#### Data entries:
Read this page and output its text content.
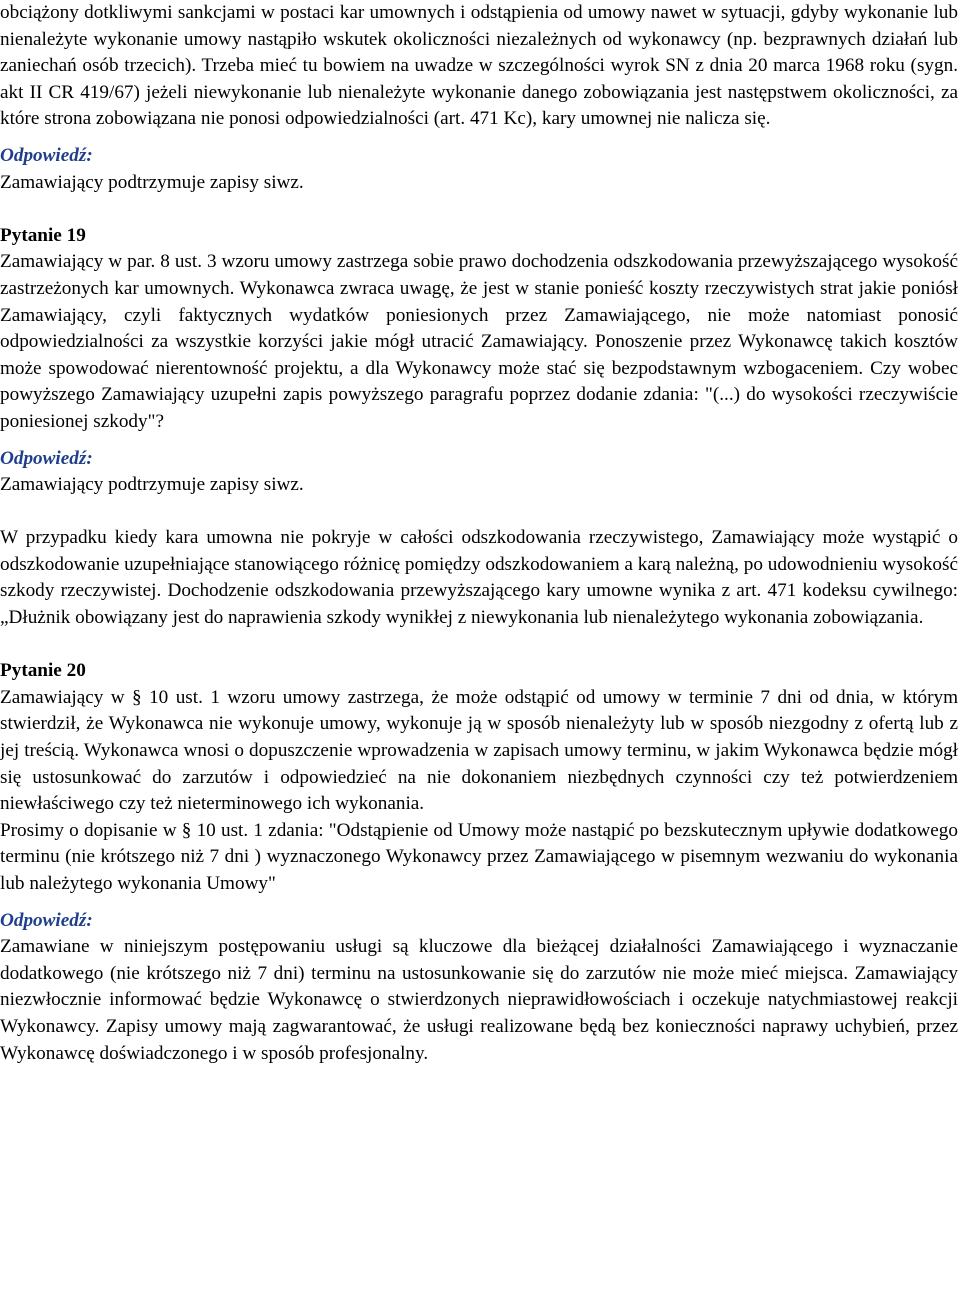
obciążony dotkliwymi sankcjami w postaci kar umownych i odstąpienia od umowy nawet w sytuacji, gdyby wykonanie lub nienależyte wykonanie umowy nastąpiło wskutek okoliczności niezależnych od wykonawcy (np. bezprawnych działań lub zaniechań osób trzecich). Trzeba mieć tu bowiem na uwadze w szczególności wyrok SN z dnia 20 marca 1968 roku (sygn. akt II CR 419/67) jeżeli niewykonanie lub nienależyte wykonanie danego zobowiązania jest następstwem okoliczności, za które strona zobowiązana nie ponosi odpowiedzialności (art. 471 Kc), kary umownej nie nalicza się.

Odpowiedź:

Zamawiający podtrzymuje zapisy siwz.

Pytanie 19

Zamawiający w par. 8 ust. 3 wzoru umowy zastrzega sobie prawo dochodzenia odszkodowania przewyższającego wysokość zastrzeżonych kar umownych. Wykonawca zwraca uwagę, że jest w stanie ponieść koszty rzeczywistych strat jakie poniósł Zamawiający, czyli faktycznych wydatków poniesionych przez Zamawiającego, nie może natomiast ponosić odpowiedzialności za wszystkie korzyści jakie mógł utracić Zamawiający. Ponoszenie przez Wykonawcę takich kosztów może spowodować nierentowność projektu, a dla Wykonawcy może stać się bezpodstawnym wzbogaceniem. Czy wobec powyższego Zamawiający uzupełni zapis powyższego paragrafu poprzez dodanie zdania: "(...) do wysokości rzeczywiście poniesionej szkody"?

Odpowiedź:

Zamawiający podtrzymuje zapisy siwz.

W przypadku kiedy kara umowna nie pokryje w całości odszkodowania rzeczywistego, Zamawiający może wystąpić o odszkodowanie uzupełniające stanowiącego różnicę pomiędzy odszkodowaniem a karą należną, po udowodnieniu wysokość szkody rzeczywistej. Dochodzenie odszkodowania przewyższającego kary umowne wynika z art. 471 kodeksu cywilnego: „Dłużnik obowiązany jest do naprawienia szkody wynikłej z niewykonania lub nienależytego wykonania zobowiązania.

Pytanie 20

Zamawiający w § 10 ust. 1 wzoru umowy zastrzega, że może odstąpić od umowy w terminie 7 dni od dnia, w którym stwierdził, że Wykonawca nie wykonuje umowy, wykonuje ją w sposób nienależyty lub w sposób niezgodny z ofertą lub z jej treścią. Wykonawca wnosi o dopuszczenie wprowadzenia w zapisach umowy terminu, w jakim Wykonawca będzie mógł się ustosunkować do zarzutów i odpowiedzieć na nie dokonaniem niezbędnych czynności czy też potwierdzeniem niewłaściwego czy też nieterminowego ich wykonania.

Prosimy o dopisanie w § 10 ust. 1 zdania: "Odstąpienie od Umowy może nastąpić po bezskutecznym upływie dodatkowego terminu (nie krótszego niż 7 dni ) wyznaczonego Wykonawcy przez Zamawiającego w pisemnym wezwaniu do wykonania lub należytego wykonania Umowy"

Odpowiedź:

Zamawiane w niniejszym postępowaniu usługi są kluczowe dla bieżącej działalności Zamawiającego i wyznaczanie dodatkowego (nie krótszego niż 7 dni) terminu na ustosunkowanie się do zarzutów nie może mieć miejsca. Zamawiający niezwłocznie informować będzie Wykonawcę o stwierdzonych nieprawidłowościach i oczekuje natychmiastowej reakcji Wykonawcy. Zapisy umowy mają zagwarantować, że usługi realizowane będą bez konieczności naprawy uchybień, przez Wykonawcę doświadczonego i w sposób profesjonalny.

#### What is asked:
Every entry must be written out exactly, with all pictures left out.

#### Answer to this task:
Read this page and output its text content.
obciążony dotkliwymi sankcjami w postaci kar umownych i odstąpienia od umowy nawet w sytuacji, gdyby wykonanie lub nienależyte wykonanie umowy nastąpiło wskutek okoliczności niezależnych od wykonawcy (np. bezprawnych działań lub zaniechań osób trzecich). Trzeba mieć tu bowiem na uwadze w szczególności wyrok SN z dnia 20 marca 1968 roku (sygn. akt II CR 419/67) jeżeli niewykonanie lub nienależyte wykonanie danego zobowiązania jest następstwem okoliczności, za które strona zobowiązana nie ponosi odpowiedzialności (art. 471 Kc), kary umownej nie nalicza się.

Odpowiedź:

Zamawiający podtrzymuje zapisy siwz.

Pytanie 19

Zamawiający w par. 8 ust. 3 wzoru umowy zastrzega sobie prawo dochodzenia odszkodowania przewyższającego wysokość zastrzeżonych kar umownych. Wykonawca zwraca uwagę, że jest w stanie ponieść koszty rzeczywistych strat jakie poniósł Zamawiający, czyli faktycznych wydatków poniesionych przez Zamawiającego, nie może natomiast ponosić odpowiedzialności za wszystkie korzyści jakie mógł utracić Zamawiający. Ponoszenie przez Wykonawcę takich kosztów może spowodować nierentowność projektu, a dla Wykonawcy może stać się bezpodstawnym wzbogaceniem. Czy wobec powyższego Zamawiający uzupełni zapis powyższego paragrafu poprzez dodanie zdania: "(...) do wysokości rzeczywiście poniesionej szkody"?

Odpowiedź:

Zamawiający podtrzymuje zapisy siwz.

W przypadku kiedy kara umowna nie pokryje w całości odszkodowania rzeczywistego, Zamawiający może wystąpić o odszkodowanie uzupełniające stanowiącego różnicę pomiędzy odszkodowaniem a karą należną, po udowodnieniu wysokość szkody rzeczywistej. Dochodzenie odszkodowania przewyższającego kary umowne wynika z art. 471 kodeksu cywilnego: „Dłużnik obowiązany jest do naprawienia szkody wynikłej z niewykonania lub nienależytego wykonania zobowiązania.

Pytanie 20

Zamawiający w § 10 ust. 1 wzoru umowy zastrzega, że może odstąpić od umowy w terminie 7 dni od dnia, w którym stwierdził, że Wykonawca nie wykonuje umowy, wykonuje ją w sposób nienależyty lub w sposób niezgodny z ofertą lub z jej treścią. Wykonawca wnosi o dopuszczenie wprowadzenia w zapisach umowy terminu, w jakim Wykonawca będzie mógł się ustosunkować do zarzutów i odpowiedzieć na nie dokonaniem niezbędnych czynności czy też potwierdzeniem niewłaściwego czy też nieterminowego ich wykonania.

Prosimy o dopisanie w § 10 ust. 1 zdania: "Odstąpienie od Umowy może nastąpić po bezskutecznym upływie dodatkowego terminu (nie krótszego niż 7 dni ) wyznaczonego Wykonawcy przez Zamawiającego w pisemnym wezwaniu do wykonania lub należytego wykonania Umowy"

Odpowiedź:

Zamawiane w niniejszym postępowaniu usługi są kluczowe dla bieżącej działalności Zamawiającego i wyznaczanie dodatkowego (nie krótszego niż 7 dni) terminu na ustosunkowanie się do zarzutów nie może mieć miejsca. Zamawiający niezwłocznie informować będzie Wykonawcę o stwierdzonych nieprawidłowościach i oczekuje natychmiastowej reakcji Wykonawcy. Zapisy umowy mają zagwarantować, że usługi realizowane będą bez konieczności naprawy uchybień, przez Wykonawcę doświadczonego i w sposób profesjonalny.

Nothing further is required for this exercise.